- O que fazer
1. Liste as figuras de retórica mencionadas entre parênteses no texto sobre intertextualidade.
2. Prossiga com o texto sobre intertextualidade, começando logo após a última frase apresentada.

== Trecho da página

Síntese e Perspectivas

Na primeira parte apresentou-se, a partir da teoria literária, a definição de

intertextualidade – relação dialógica, intencional ou não, entre dois ou mais textos –,

bem como suas formas, graus e manifestações. Na segunda parte analisou-se o

fenômeno intertextual entre os estudiosos do Antigo Testamento.

Nela foram apresentadas as aplicações da teoria intertextual feita pelos

estudiosos veterotestamentários, que tem pontos positivos e negativos. Como pontos

positivos tem-se a preocupação em alicerçar a intertextualidade a partir da exegese,

mesmo que parcial, dos textos que se supõe estar em diálogo; o aprofundamento da

compreensão da semântica dos textos e sua ideologia a partir das semelhanças e

diferenças, da apresentação e compreensão das figuras de retóricas (epígrafe,

referência, citação, etc). Como pontos negativos tem-se a pouca importância, de

alguns, pela exegese, gerando uma intertextualidade que analisa apenas a superfície

dos textos e, modestamente, aponta, os elementos temáticos, culturais e ideológicos já

conhecidos.

====
== Extrato de dados

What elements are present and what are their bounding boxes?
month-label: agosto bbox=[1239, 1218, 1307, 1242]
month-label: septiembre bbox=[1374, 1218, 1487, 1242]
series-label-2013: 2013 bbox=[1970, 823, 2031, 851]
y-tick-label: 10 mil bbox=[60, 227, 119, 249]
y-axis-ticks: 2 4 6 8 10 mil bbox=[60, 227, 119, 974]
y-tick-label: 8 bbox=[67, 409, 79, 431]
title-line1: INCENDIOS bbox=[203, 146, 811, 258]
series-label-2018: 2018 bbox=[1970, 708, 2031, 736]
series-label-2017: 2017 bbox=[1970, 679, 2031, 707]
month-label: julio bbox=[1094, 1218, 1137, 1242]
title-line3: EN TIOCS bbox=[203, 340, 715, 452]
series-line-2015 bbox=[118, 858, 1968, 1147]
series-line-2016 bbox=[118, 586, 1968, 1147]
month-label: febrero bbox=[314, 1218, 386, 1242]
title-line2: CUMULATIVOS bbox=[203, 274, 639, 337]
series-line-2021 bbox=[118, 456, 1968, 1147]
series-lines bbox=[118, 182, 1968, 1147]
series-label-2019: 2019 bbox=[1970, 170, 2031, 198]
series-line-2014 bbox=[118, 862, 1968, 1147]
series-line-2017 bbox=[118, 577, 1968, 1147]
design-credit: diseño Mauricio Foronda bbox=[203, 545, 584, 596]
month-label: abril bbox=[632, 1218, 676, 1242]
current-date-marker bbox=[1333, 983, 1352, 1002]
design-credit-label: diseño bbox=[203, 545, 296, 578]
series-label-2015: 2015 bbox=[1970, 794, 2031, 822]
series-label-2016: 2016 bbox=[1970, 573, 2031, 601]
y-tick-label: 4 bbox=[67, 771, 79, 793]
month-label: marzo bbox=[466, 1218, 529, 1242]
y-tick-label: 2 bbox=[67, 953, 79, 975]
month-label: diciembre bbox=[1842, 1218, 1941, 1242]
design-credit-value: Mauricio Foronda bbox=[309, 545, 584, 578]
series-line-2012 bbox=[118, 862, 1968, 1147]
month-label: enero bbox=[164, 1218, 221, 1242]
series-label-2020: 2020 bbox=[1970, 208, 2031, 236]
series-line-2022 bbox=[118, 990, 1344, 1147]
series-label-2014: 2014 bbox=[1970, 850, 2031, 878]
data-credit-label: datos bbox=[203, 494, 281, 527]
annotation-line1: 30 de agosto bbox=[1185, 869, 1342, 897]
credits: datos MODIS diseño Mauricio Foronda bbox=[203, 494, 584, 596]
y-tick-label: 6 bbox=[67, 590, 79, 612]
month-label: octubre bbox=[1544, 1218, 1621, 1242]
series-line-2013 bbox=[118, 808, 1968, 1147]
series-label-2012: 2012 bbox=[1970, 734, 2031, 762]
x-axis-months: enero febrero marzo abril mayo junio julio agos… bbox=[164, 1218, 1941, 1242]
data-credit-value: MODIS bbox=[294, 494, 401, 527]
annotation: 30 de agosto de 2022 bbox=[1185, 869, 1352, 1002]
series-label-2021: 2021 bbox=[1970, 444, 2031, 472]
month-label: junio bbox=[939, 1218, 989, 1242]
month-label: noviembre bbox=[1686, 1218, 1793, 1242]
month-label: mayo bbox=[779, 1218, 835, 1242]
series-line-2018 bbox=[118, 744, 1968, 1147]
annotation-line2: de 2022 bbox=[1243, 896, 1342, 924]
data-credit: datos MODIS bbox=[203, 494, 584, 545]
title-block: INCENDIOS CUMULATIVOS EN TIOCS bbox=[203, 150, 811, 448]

====

- Respostas às tarefas
1. Epígrafe, referência e citação.

2.
Diante dessas constatações, a análise intertextual proposta para este trabalho

partirá de uma acurada exegese dos textos, seguindo-se pela apresentação de

semelhanças e diferenças de temas, personagens, palavras, expressões, sequência

narrativa, conceitos e motivos teológicos e a verificação da presença da epígrafe,

citação, alusão, referência, paráfrase, paródia, ironia e pastiche entre as passagens.